» **GOAL**:
All entries are to be quoted exactly; the images stay out of the copy.

» **RECORDED DATA**:
• • • • • • •
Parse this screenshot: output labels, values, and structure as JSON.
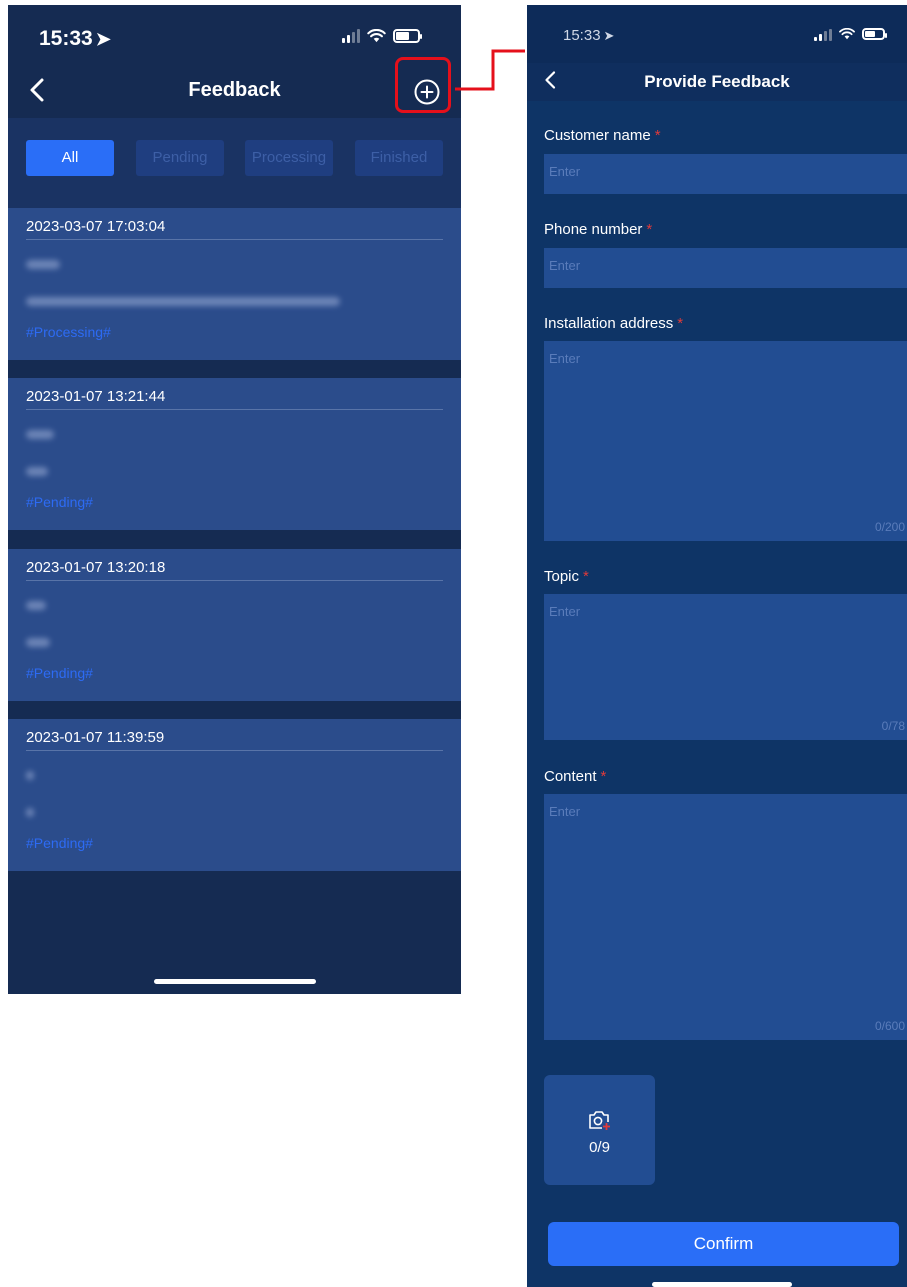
{
  "feedback_list": {
    "status_bar": {
      "time": "15:33",
      "location_arrow": "location-arrow-icon"
    },
    "nav": {
      "title": "Feedback",
      "back_icon": "chevron-left-icon",
      "add_icon": "plus-circle-icon"
    },
    "filter_tabs": [
      {
        "label": "All",
        "active": true
      },
      {
        "label": "Pending",
        "active": false
      },
      {
        "label": "Processing",
        "active": false
      },
      {
        "label": "Finished",
        "active": false
      }
    ],
    "items": [
      {
        "datetime": "2023-03-07 17:03:04",
        "status": "#Processing#"
      },
      {
        "datetime": "2023-01-07 13:21:44",
        "status": "#Pending#"
      },
      {
        "datetime": "2023-01-07 13:20:18",
        "status": "#Pending#"
      },
      {
        "datetime": "2023-01-07 11:39:59",
        "status": "#Pending#"
      }
    ]
  },
  "provide_feedback": {
    "status_bar": {
      "time": "15:33"
    },
    "nav": {
      "title": "Provide Feedback",
      "back_icon": "chevron-left-icon"
    },
    "fields": {
      "customer_name": {
        "label": "Customer name",
        "required_mark": "*",
        "placeholder": "Enter"
      },
      "phone_number": {
        "label": "Phone number",
        "required_mark": "*",
        "placeholder": "Enter"
      },
      "installation_address": {
        "label": "Installation address",
        "required_mark": "*",
        "placeholder": "Enter",
        "counter": "0/200"
      },
      "topic": {
        "label": "Topic",
        "required_mark": "*",
        "placeholder": "Enter",
        "counter": "0/78"
      },
      "content": {
        "label": "Content",
        "required_mark": "*",
        "placeholder": "Enter",
        "counter": "0/600"
      }
    },
    "photo_upload": {
      "icon": "camera-add-icon",
      "counter": "0/9"
    },
    "confirm_label": "Confirm"
  },
  "colors": {
    "accent": "#2a6ef7",
    "required": "#e03a3a",
    "highlight": "#e5101b",
    "status_text": "#2d6bf4"
  }
}
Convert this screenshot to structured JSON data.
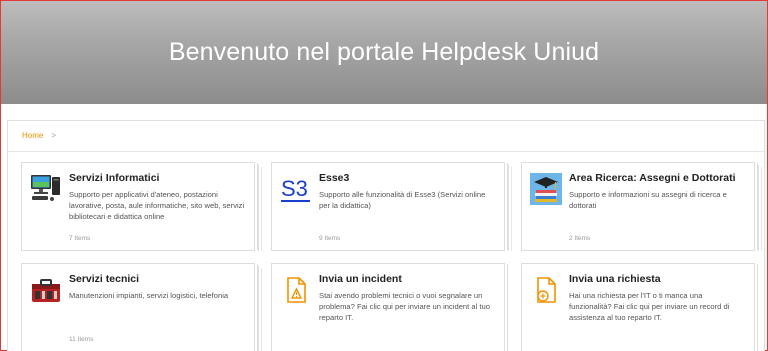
{
  "header": {
    "title": "Benvenuto nel portale Helpdesk Uniud"
  },
  "breadcrumb": {
    "home": "Home",
    "separator": ">"
  },
  "cards": [
    {
      "title": "Servizi Informatici",
      "desc": "Supporto per applicativi d'ateneo, postazioni lavorative, posta, aule informatiche, sito web, servizi bibliotecari e didattica online",
      "count": "7 Items",
      "icon": "computer-workstation-icon"
    },
    {
      "title": "Esse3",
      "desc": "Supporto alle funzionalità di Esse3 (Servizi online per la didattica)",
      "count": "9 Items",
      "icon": "s3-logo-icon",
      "icon_text": "S3"
    },
    {
      "title": "Area Ricerca: Assegni e Dottorati",
      "desc": "Supporto e informazioni su assegni di ricerca e dottorati",
      "count": "2 Items",
      "icon": "graduation-books-icon"
    },
    {
      "title": "Servizi tecnici",
      "desc": "Manutenzioni impianti, servizi logistici, telefonia",
      "count": "11 Items",
      "icon": "toolbox-icon"
    },
    {
      "title": "Invia un incident",
      "desc": "Stai avendo problemi tecnici o vuoi segnalare un problema? Fai clic qui per inviare un incident al tuo reparto IT.",
      "count": "",
      "icon": "incident-document-icon"
    },
    {
      "title": "Invia una richiesta",
      "desc": "Hai una richiesta per l'IT o ti manca una funzionalità? Fai clic qui per inviare un record di assistenza al tuo reparto IT.",
      "count": "",
      "icon": "request-document-icon"
    }
  ],
  "colors": {
    "accent": "#f39200",
    "frame": "#e53935",
    "s3_blue": "#1a3fcf"
  }
}
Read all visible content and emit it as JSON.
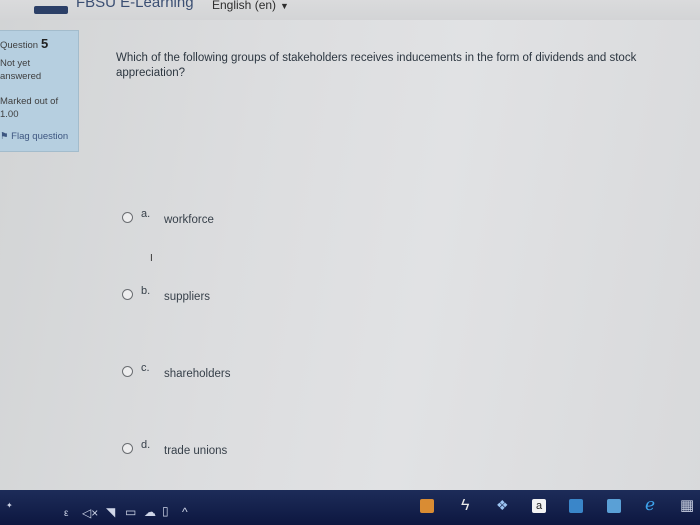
{
  "header": {
    "site_name": "FBSU E-Learning",
    "language": "English (en)"
  },
  "question_info": {
    "question_label": "Question",
    "question_number": "5",
    "state": "Not yet answered",
    "marked": "Marked out of 1.00",
    "flag": "Flag question"
  },
  "question": {
    "text": "Which of the following groups of stakeholders receives inducements in the form of dividends and stock appreciation?",
    "answers": [
      {
        "letter": "a.",
        "label": "workforce"
      },
      {
        "letter": "b.",
        "label": "suppliers"
      },
      {
        "letter": "c.",
        "label": "shareholders"
      },
      {
        "letter": "d.",
        "label": "trade unions"
      }
    ]
  },
  "taskbar": {
    "lang_indicator": "ε",
    "store_label": "a"
  }
}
• • • • • • •
» **EXERCISE OUTPUT**:
Parse this screenshot: output labels, values, and structure as JSON.
{
  "feedback_list": {
    "status_bar": {
      "time": "15:33",
      "location_arrow": "location-arrow-icon"
    },
    "nav": {
      "title": "Feedback",
      "back_icon": "chevron-left-icon",
      "add_icon": "plus-circle-icon"
    },
    "filter_tabs": [
      {
        "label": "All",
        "active": true
      },
      {
        "label": "Pending",
        "active": false
      },
      {
        "label": "Processing",
        "active": false
      },
      {
        "label": "Finished",
        "active": false
      }
    ],
    "items": [
      {
        "datetime": "2023-03-07 17:03:04",
        "status": "#Processing#"
      },
      {
        "datetime": "2023-01-07 13:21:44",
        "status": "#Pending#"
      },
      {
        "datetime": "2023-01-07 13:20:18",
        "status": "#Pending#"
      },
      {
        "datetime": "2023-01-07 11:39:59",
        "status": "#Pending#"
      }
    ]
  },
  "provide_feedback": {
    "status_bar": {
      "time": "15:33"
    },
    "nav": {
      "title": "Provide Feedback",
      "back_icon": "chevron-left-icon"
    },
    "fields": {
      "customer_name": {
        "label": "Customer name",
        "required_mark": "*",
        "placeholder": "Enter"
      },
      "phone_number": {
        "label": "Phone number",
        "required_mark": "*",
        "placeholder": "Enter"
      },
      "installation_address": {
        "label": "Installation address",
        "required_mark": "*",
        "placeholder": "Enter",
        "counter": "0/200"
      },
      "topic": {
        "label": "Topic",
        "required_mark": "*",
        "placeholder": "Enter",
        "counter": "0/78"
      },
      "content": {
        "label": "Content",
        "required_mark": "*",
        "placeholder": "Enter",
        "counter": "0/600"
      }
    },
    "photo_upload": {
      "icon": "camera-add-icon",
      "counter": "0/9"
    },
    "confirm_label": "Confirm"
  },
  "colors": {
    "accent": "#2a6ef7",
    "required": "#e03a3a",
    "highlight": "#e5101b",
    "status_text": "#2d6bf4"
  }
}
Convert this screenshot to structured JSON data.
{
  "header": {
    "title": "Benvenuto nel portale Helpdesk Uniud"
  },
  "breadcrumb": {
    "home": "Home",
    "separator": ">"
  },
  "cards": [
    {
      "title": "Servizi Informatici",
      "desc": "Supporto per applicativi d'ateneo, postazioni lavorative, posta, aule informatiche, sito web, servizi bibliotecari e didattica online",
      "count": "7 Items",
      "icon": "computer-workstation-icon"
    },
    {
      "title": "Esse3",
      "desc": "Supporto alle funzionalità di Esse3 (Servizi online per la didattica)",
      "count": "9 Items",
      "icon": "s3-logo-icon",
      "icon_text": "S3"
    },
    {
      "title": "Area Ricerca: Assegni e Dottorati",
      "desc": "Supporto e informazioni su assegni di ricerca e dottorati",
      "count": "2 Items",
      "icon": "graduation-books-icon"
    },
    {
      "title": "Servizi tecnici",
      "desc": "Manutenzioni impianti, servizi logistici, telefonia",
      "count": "11 Items",
      "icon": "toolbox-icon"
    },
    {
      "title": "Invia un incident",
      "desc": "Stai avendo problemi tecnici o vuoi segnalare un problema? Fai clic qui per inviare un incident al tuo reparto IT.",
      "count": "",
      "icon": "incident-document-icon"
    },
    {
      "title": "Invia una richiesta",
      "desc": "Hai una richiesta per l'IT o ti manca una funzionalità? Fai clic qui per inviare un record di assistenza al tuo reparto IT.",
      "count": "",
      "icon": "request-document-icon"
    }
  ],
  "colors": {
    "accent": "#f39200",
    "frame": "#e53935",
    "s3_blue": "#1a3fcf"
  }
}
Read all visible content and emit it as JSON.
{
  "header": {
    "site_name": "FBSU E-Learning",
    "language": "English (en)"
  },
  "question_info": {
    "question_label": "Question",
    "question_number": "5",
    "state": "Not yet answered",
    "marked": "Marked out of 1.00",
    "flag": "Flag question"
  },
  "question": {
    "text": "Which of the following groups of stakeholders receives inducements in the form of dividends and stock appreciation?",
    "answers": [
      {
        "letter": "a.",
        "label": "workforce"
      },
      {
        "letter": "b.",
        "label": "suppliers"
      },
      {
        "letter": "c.",
        "label": "shareholders"
      },
      {
        "letter": "d.",
        "label": "trade unions"
      }
    ]
  },
  "taskbar": {
    "lang_indicator": "ε",
    "store_label": "a"
  }
}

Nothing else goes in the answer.